** Begin **

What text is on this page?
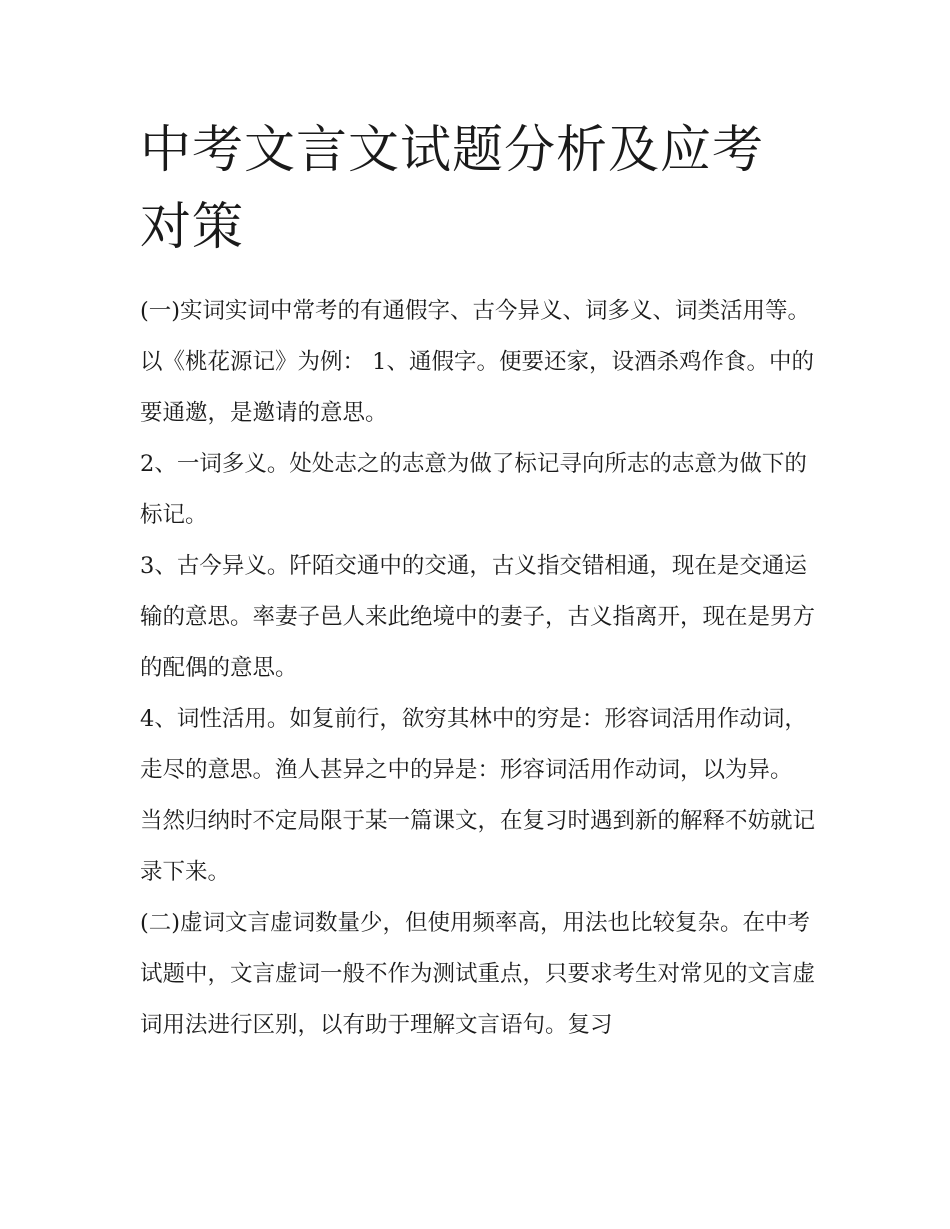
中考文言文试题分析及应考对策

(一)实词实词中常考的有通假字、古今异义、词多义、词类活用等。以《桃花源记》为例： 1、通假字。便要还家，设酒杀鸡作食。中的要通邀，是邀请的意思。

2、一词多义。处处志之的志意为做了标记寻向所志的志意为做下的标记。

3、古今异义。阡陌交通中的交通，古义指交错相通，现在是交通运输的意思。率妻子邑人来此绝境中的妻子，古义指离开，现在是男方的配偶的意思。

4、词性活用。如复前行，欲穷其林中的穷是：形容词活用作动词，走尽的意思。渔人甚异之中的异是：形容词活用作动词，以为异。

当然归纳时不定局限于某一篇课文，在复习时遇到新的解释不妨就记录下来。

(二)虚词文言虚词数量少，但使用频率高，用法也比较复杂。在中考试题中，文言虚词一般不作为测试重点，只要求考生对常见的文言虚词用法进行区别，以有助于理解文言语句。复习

** End **
** Begin **

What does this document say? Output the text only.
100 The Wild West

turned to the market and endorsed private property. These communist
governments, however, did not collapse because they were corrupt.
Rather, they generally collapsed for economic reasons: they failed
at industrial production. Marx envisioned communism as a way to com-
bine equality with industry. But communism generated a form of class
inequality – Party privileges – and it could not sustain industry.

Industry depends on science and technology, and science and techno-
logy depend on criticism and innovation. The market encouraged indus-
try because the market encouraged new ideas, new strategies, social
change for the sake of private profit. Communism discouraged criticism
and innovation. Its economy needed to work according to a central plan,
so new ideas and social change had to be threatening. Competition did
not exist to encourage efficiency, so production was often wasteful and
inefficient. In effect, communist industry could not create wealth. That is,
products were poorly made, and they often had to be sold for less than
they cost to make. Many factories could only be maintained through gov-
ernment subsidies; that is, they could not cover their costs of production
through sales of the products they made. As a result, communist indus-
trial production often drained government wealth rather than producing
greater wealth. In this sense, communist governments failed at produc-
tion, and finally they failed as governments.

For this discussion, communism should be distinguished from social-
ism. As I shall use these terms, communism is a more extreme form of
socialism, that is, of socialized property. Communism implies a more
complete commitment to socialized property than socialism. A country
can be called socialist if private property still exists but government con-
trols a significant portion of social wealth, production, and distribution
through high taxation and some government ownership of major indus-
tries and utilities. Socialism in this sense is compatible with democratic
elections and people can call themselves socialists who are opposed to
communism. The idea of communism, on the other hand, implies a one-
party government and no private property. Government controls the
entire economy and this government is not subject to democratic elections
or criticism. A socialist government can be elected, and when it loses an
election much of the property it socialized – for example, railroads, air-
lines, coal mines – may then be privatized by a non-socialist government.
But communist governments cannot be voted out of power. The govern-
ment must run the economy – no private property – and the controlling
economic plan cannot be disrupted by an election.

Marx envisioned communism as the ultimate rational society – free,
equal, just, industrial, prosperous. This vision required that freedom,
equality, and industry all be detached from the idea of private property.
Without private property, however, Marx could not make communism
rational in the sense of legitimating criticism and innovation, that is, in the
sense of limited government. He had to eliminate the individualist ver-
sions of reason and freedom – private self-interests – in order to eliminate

** End **

- JOB:
From the data above, copy each line that holds "innovation".

- SOLUTION TO THE PROBLEM:
logy depend on criticism and innovation. The market encouraged indus-
and innovation. Its economy needed to work according to a central plan,
rational in the sense of legitimating criticism and innovation, that is, in the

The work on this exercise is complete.